▶ **Records for the task**
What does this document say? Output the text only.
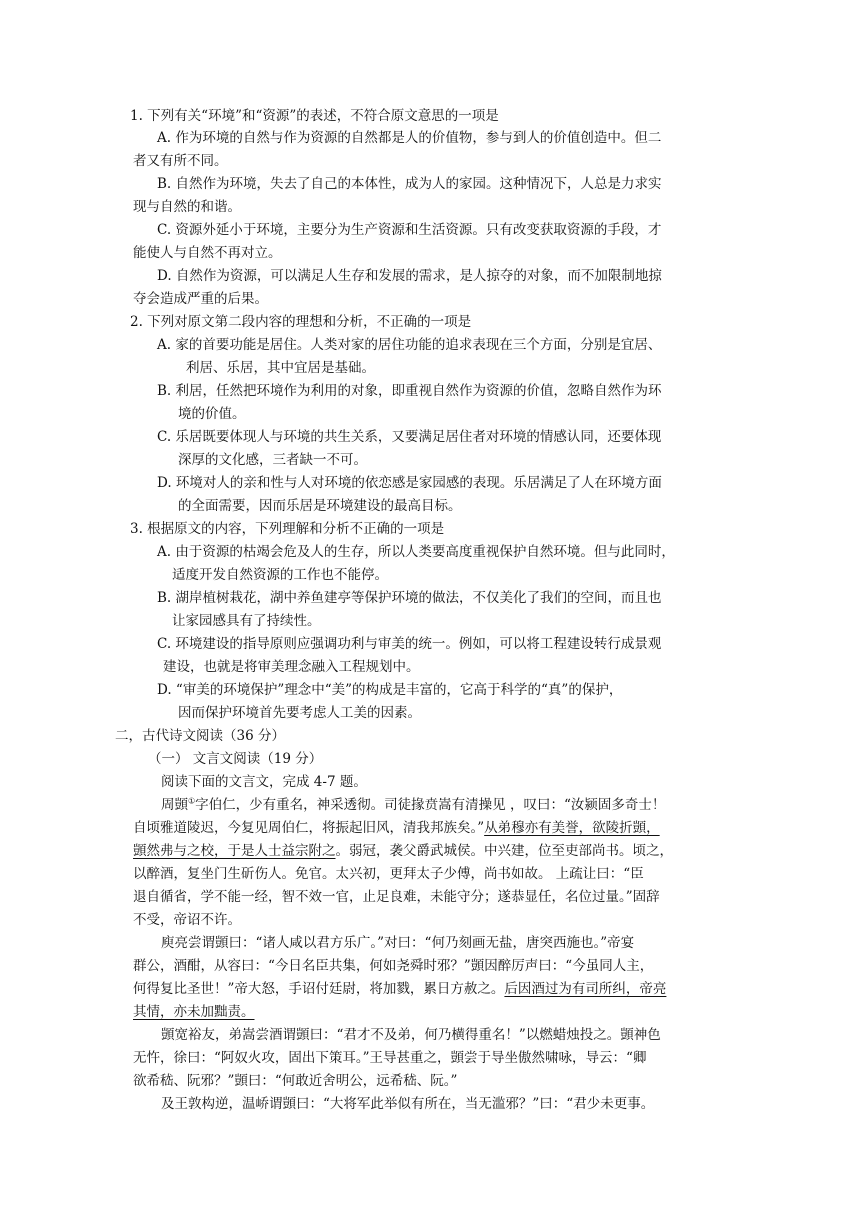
1. 下列有关“环境”和“资源”的表述，不符合原文意思的一项是
A. 作为环境的自然与作为资源的自然都是人的价值物，参与到人的价值创造中。但二
者又有所不同。
B. 自然作为环境，失去了自己的本体性，成为人的家园。这种情况下，人总是力求实
现与自然的和谐。
C. 资源外延小于环境，主要分为生产资源和生活资源。只有改变获取资源的手段，才
能使人与自然不再对立。
D. 自然作为资源，可以满足人生存和发展的需求，是人掠夺的对象，而不加限制地掠
夺会造成严重的后果。
2. 下列对原文第二段内容的理想和分析，不正确的一项是
A. 家的首要功能是居住。人类对家的居住功能的追求表现在三个方面，分别是宜居、
利居、乐居，其中宜居是基础。
B. 利居，任然把环境作为利用的对象，即重视自然作为资源的价值，忽略自然作为环
境的价值。
C. 乐居既要体现人与环境的共生关系，又要满足居住者对环境的情感认同，还要体现
深厚的文化感，三者缺一不可。
D. 环境对人的亲和性与人对环境的依恋感是家园感的表现。乐居满足了人在环境方面
的全面需要，因而乐居是环境建设的最高目标。
3. 根据原文的内容，下列理解和分析不正确的一项是
A. 由于资源的枯竭会危及人的生存，所以人类要高度重视保护自然环境。但与此同时，
适度开发自然资源的工作也不能停。
B. 湖岸植树栽花，湖中养鱼建亭等保护环境的做法，不仅美化了我们的空间，而且也
让家园感具有了持续性。
C. 环境建设的指导原则应强调功利与审美的统一。例如，可以将工程建设转行成景观
建设，也就是将审美理念融入工程规划中。
D. “审美的环境保护”理念中“美”的构成是丰富的，它高于科学的“真”的保护，
因而保护环境首先要考虑人工美的因素。
二，古代诗文阅读（36 分）
（一） 文言文阅读（19 分）
阅读下面的文言文，完成 4-7 题。
周顗①字伯仁，少有重名，神采透彻。司徒掾贲嵩有清操见 ，叹曰：“汝颍固多奇士！
自顷雅道陵迟，今复见周伯仁，将振起旧风，清我邦族矣。”从弟穆亦有美誉，欲陵折顗，
顗然弗与之校，于是人士益宗附之。弱冠，袭父爵武城侯。中兴建，位至吏部尚书。顷之，
以醉酒，复坐门生斫伤人。免官。太兴初，更拜太子少傅，尚书如故。 上疏让曰：“臣
退自循省，学不能一经，智不效一官，止足良难，未能守分；遂恭显任，名位过量。”固辞
不受，帝诏不许。
庾亮尝谓顗曰：“诸人咸以君方乐广。”对曰：“何乃刻画无盐，唐突西施也。”帝宴
群公，酒酣，从容曰：“今日名臣共集，何如尧舜时邪？”顗因醉厉声曰：“今虽同人主，
何得复比圣世！”帝大怒，手诏付廷尉，将加戮，累日方赦之。后因酒过为有司所纠，帝亮
其情，亦未加黜责。
顗宽裕友，弟嵩尝酒谓顗曰：“君才不及弟，何乃横得重名！”以燃蜡烛投之。顗神色
无忤，徐曰：“阿奴火攻，固出下策耳。”王导甚重之，顗尝于导坐傲然啸咏，导云：“卿
欲希嵇、阮邪？”顗曰：“何敢近舍明公，远希嵇、阮。”
及王敦构逆，温峤谓顗曰：“大将军此举似有所在，当无滥邪？”曰：“君少未更事。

▶ **Written task**
All of the entries need to be transcribed word for word; pictures are left out.

▶ **Solution to the exercise**
What does this document say? Output the text only.
1. 下列有关“环境”和“资源”的表述，不符合原文意思的一项是
A. 作为环境的自然与作为资源的自然都是人的价值物，参与到人的价值创造中。但二
者又有所不同。
B. 自然作为环境，失去了自己的本体性，成为人的家园。这种情况下，人总是力求实
现与自然的和谐。
C. 资源外延小于环境，主要分为生产资源和生活资源。只有改变获取资源的手段，才
能使人与自然不再对立。
D. 自然作为资源，可以满足人生存和发展的需求，是人掠夺的对象，而不加限制地掠
夺会造成严重的后果。
2. 下列对原文第二段内容的理想和分析，不正确的一项是
A. 家的首要功能是居住。人类对家的居住功能的追求表现在三个方面，分别是宜居、
利居、乐居，其中宜居是基础。
B. 利居，任然把环境作为利用的对象，即重视自然作为资源的价值，忽略自然作为环
境的价值。
C. 乐居既要体现人与环境的共生关系，又要满足居住者对环境的情感认同，还要体现
深厚的文化感，三者缺一不可。
D. 环境对人的亲和性与人对环境的依恋感是家园感的表现。乐居满足了人在环境方面
的全面需要，因而乐居是环境建设的最高目标。
3. 根据原文的内容，下列理解和分析不正确的一项是
A. 由于资源的枯竭会危及人的生存，所以人类要高度重视保护自然环境。但与此同时，
适度开发自然资源的工作也不能停。
B. 湖岸植树栽花，湖中养鱼建亭等保护环境的做法，不仅美化了我们的空间，而且也
让家园感具有了持续性。
C. 环境建设的指导原则应强调功利与审美的统一。例如，可以将工程建设转行成景观
建设，也就是将审美理念融入工程规划中。
D. “审美的环境保护”理念中“美”的构成是丰富的，它高于科学的“真”的保护，
因而保护环境首先要考虑人工美的因素。
二，古代诗文阅读（36 分）
（一） 文言文阅读（19 分）
阅读下面的文言文，完成 4-7 题。
周顗①字伯仁，少有重名，神采透彻。司徒掾贲嵩有清操见 ，叹曰：“汝颍固多奇士！
自顷雅道陵迟，今复见周伯仁，将振起旧风，清我邦族矣。”从弟穆亦有美誉，欲陵折顗，
顗然弗与之校，于是人士益宗附之。弱冠，袭父爵武城侯。中兴建，位至吏部尚书。顷之，
以醉酒，复坐门生斫伤人。免官。太兴初，更拜太子少傅，尚书如故。 上疏让曰：“臣
退自循省，学不能一经，智不效一官，止足良难，未能守分；遂恭显任，名位过量。”固辞
不受，帝诏不许。
庾亮尝谓顗曰：“诸人咸以君方乐广。”对曰：“何乃刻画无盐，唐突西施也。”帝宴
群公，酒酣，从容曰：“今日名臣共集，何如尧舜时邪？”顗因醉厉声曰：“今虽同人主，
何得复比圣世！”帝大怒，手诏付廷尉，将加戮，累日方赦之。后因酒过为有司所纠，帝亮
其情，亦未加黜责。
顗宽裕友，弟嵩尝酒谓顗曰：“君才不及弟，何乃横得重名！”以燃蜡烛投之。顗神色
无忤，徐曰：“阿奴火攻，固出下策耳。”王导甚重之，顗尝于导坐傲然啸咏，导云：“卿
欲希嵇、阮邪？”顗曰：“何敢近舍明公，远希嵇、阮。”
及王敦构逆，温峤谓顗曰：“大将军此举似有所在，当无滥邪？”曰：“君少未更事。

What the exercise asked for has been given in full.